#### THE EXERCISE:
Every line of the material that follows must be printed again exactly.

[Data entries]
+ + +
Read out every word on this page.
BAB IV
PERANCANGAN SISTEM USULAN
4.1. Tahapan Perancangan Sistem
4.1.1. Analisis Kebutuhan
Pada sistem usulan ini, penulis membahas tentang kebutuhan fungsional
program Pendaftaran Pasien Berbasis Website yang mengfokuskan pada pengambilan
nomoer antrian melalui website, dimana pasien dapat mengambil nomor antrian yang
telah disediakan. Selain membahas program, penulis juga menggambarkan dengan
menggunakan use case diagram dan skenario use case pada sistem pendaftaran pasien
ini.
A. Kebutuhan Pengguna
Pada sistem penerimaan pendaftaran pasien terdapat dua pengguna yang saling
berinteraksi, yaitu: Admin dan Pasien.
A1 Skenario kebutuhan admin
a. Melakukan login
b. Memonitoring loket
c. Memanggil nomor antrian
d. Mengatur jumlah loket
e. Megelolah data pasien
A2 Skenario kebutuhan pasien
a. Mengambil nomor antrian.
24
+ + +
#### EXERCISE OUTPUT:
Read out every word on this page.
BAB IV
PERANCANGAN SISTEM USULAN
4.1. Tahapan Perancangan Sistem
4.1.1. Analisis Kebutuhan
Pada sistem usulan ini, penulis membahas tentang kebutuhan fungsional
program Pendaftaran Pasien Berbasis Website yang mengfokuskan pada pengambilan
nomoer antrian melalui website, dimana pasien dapat mengambil nomor antrian yang
telah disediakan. Selain membahas program, penulis juga menggambarkan dengan
menggunakan use case diagram dan skenario use case pada sistem pendaftaran pasien
ini.
A. Kebutuhan Pengguna
Pada sistem penerimaan pendaftaran pasien terdapat dua pengguna yang saling
berinteraksi, yaitu: Admin dan Pasien.
A1 Skenario kebutuhan admin
a. Melakukan login
b. Memonitoring loket
c. Memanggil nomor antrian
d. Mengatur jumlah loket
e. Megelolah data pasien
A2 Skenario kebutuhan pasien
a. Mengambil nomor antrian.
24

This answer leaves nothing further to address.